WORK TO COMPLETE >> In the entries below, find each line with the string "stöldskyddslampan" and copy it.

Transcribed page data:
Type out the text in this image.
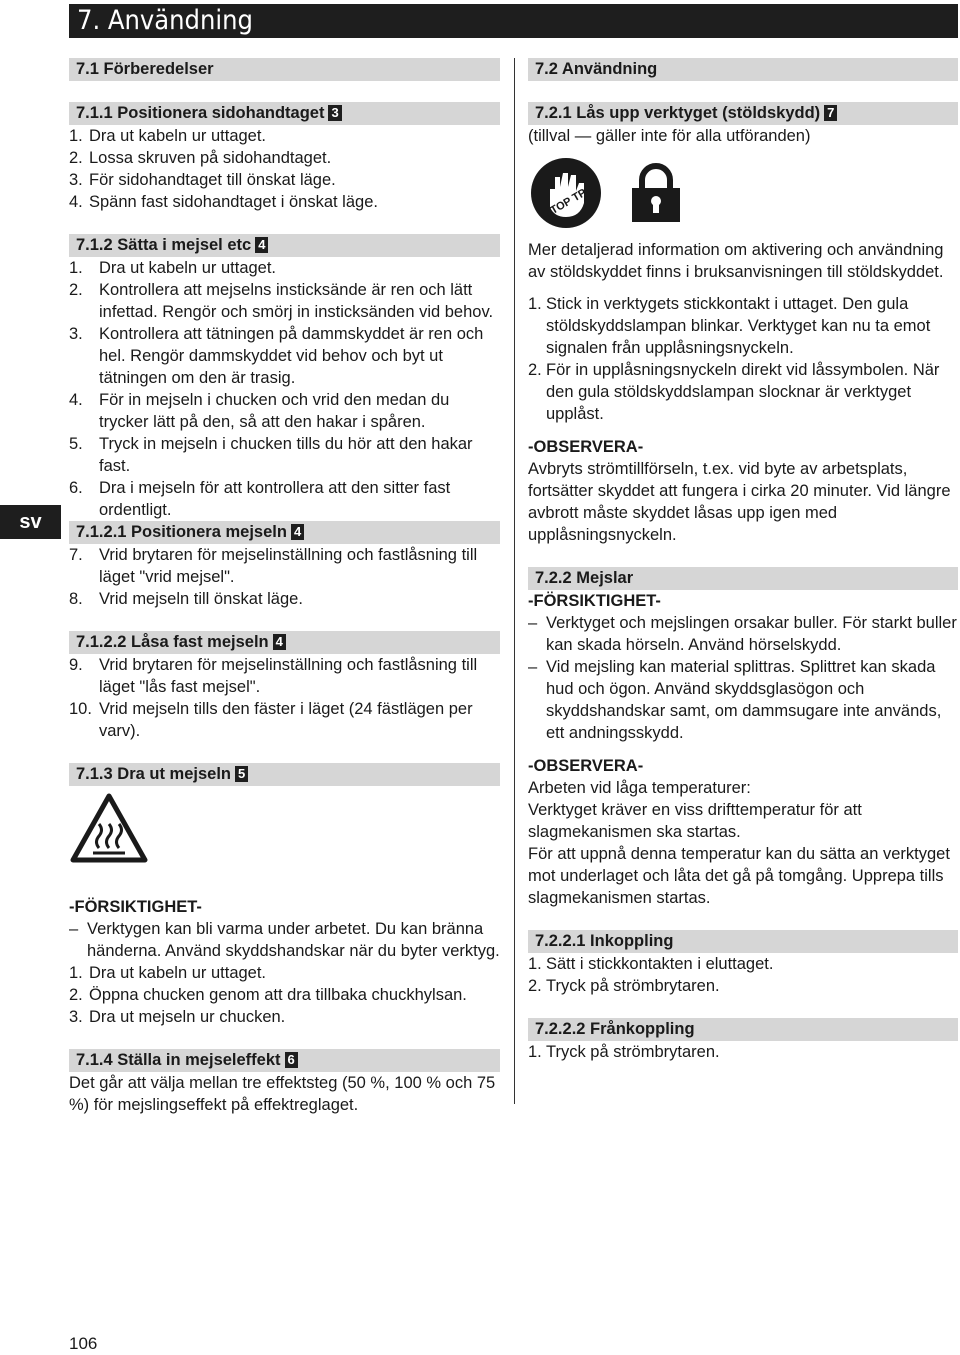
7. Användning
sv
7.1 Förberedelser
7.1.1 Positionera sidohandtaget 3
1. Dra ut kabeln ur uttaget.
2. Lossa skruven på sidohandtaget.
3. För sidohandtaget till önskat läge.
4. Spänn fast sidohandtaget i önskat läge.
7.1.2 Sätta i mejsel etc 4
1. Dra ut kabeln ur uttaget.
2. Kontrollera att mejselns insticksände är ren och lätt infettad. Rengör och smörj in insticksänden vid behov.
3. Kontrollera att tätningen på dammskyddet är ren och hel. Rengör dammskyddet vid behov och byt ut tätningen om den är trasig.
4. För in mejseln i chucken och vrid den medan du trycker lätt på den, så att den hakar i spåren.
5. Tryck in mejseln i chucken tills du hör att den hakar fast.
6. Dra i mejseln för att kontrollera att den sitter fast ordentligt.
7.1.2.1 Positionera mejseln 4
7. Vrid brytaren för mejselinställning och fastlåsning till läget "vrid mejsel".
8. Vrid mejseln till önskat läge.
7.1.2.2 Låsa fast mejseln 4
9. Vrid brytaren för mejselinställning och fastlåsning till läget "lås fast mejsel".
10. Vrid mejseln tills den fäster i läget (24 fästlägen per varv).
7.1.3 Dra ut mejseln 5
-FÖRSIKTIGHET-
– Verktygen kan bli varma under arbetet. Du kan bränna händerna. Använd skyddshandskar när du byter verktyg.
1. Dra ut kabeln ur uttaget.
2. Öppna chucken genom att dra tillbaka chuckhylsan.
3. Dra ut mejseln ur chucken.
7.1.4 Ställa in mejseleffekt 6
Det går att välja mellan tre effektsteg (50 %, 100 % och 75 %) för mejslingseffekt på effektreglaget.
7.2 Användning
7.2.1 Lås upp verktyget (stöldskydd) 7
(tillval — gäller inte för alla utföranden)
STOP TPS
Mer detaljerad information om aktivering och användning av stöldskyddet finns i bruksanvisningen till stöldskyddet.
1. Stick in verktygets stickkontakt i uttaget. Den gula stöldskyddslampan blinkar. Verktyget kan nu ta emot signalen från upplåsningsnyckeln.
2. För in upplåsningsnyckeln direkt vid låssymbolen. När den gula stöldskyddslampan slocknar är verktyget upplåst.
-OBSERVERA-
Avbryts strömtillförseln, t.ex. vid byte av arbetsplats, fortsätter skyddet att fungera i cirka 20 minuter. Vid längre avbrott måste skyddet låsas upp igen med upplåsningsnyckeln.
7.2.2 Mejslar
-FÖRSIKTIGHET-
– Verktyget och mejslingen orsakar buller. För starkt buller kan skada hörseln. Använd hörselskydd.
– Vid mejsling kan material splittras. Splittret kan skada hud och ögon. Använd skyddsglasögon och skyddshandskar samt, om dammsugare inte används, ett andningsskydd.
-OBSERVERA-
Arbeten vid låga temperaturer:
Verktyget kräver en viss drifttemperatur för att slagmekanismen ska startas.
För att uppnå denna temperatur kan du sätta an verktyget mot underlaget och låta det gå på tomgång. Upprepa tills slagmekanismen startas.
7.2.2.1 Inkoppling
1. Sätt i stickkontakten i eluttaget.
2. Tryck på strömbrytaren.
7.2.2.2 Frånkoppling
1. Tryck på strömbrytaren.
106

RESULT >>
1. Stick in verktygets stickkontakt i uttaget. Den gula stöldskyddslampan blinkar. Verktyget kan nu ta emot signalen från upplåsningsnyckeln.
2. För in upplåsningsnyckeln direkt vid låssymbolen. När den gula stöldskyddslampan slocknar är verktyget upplåst.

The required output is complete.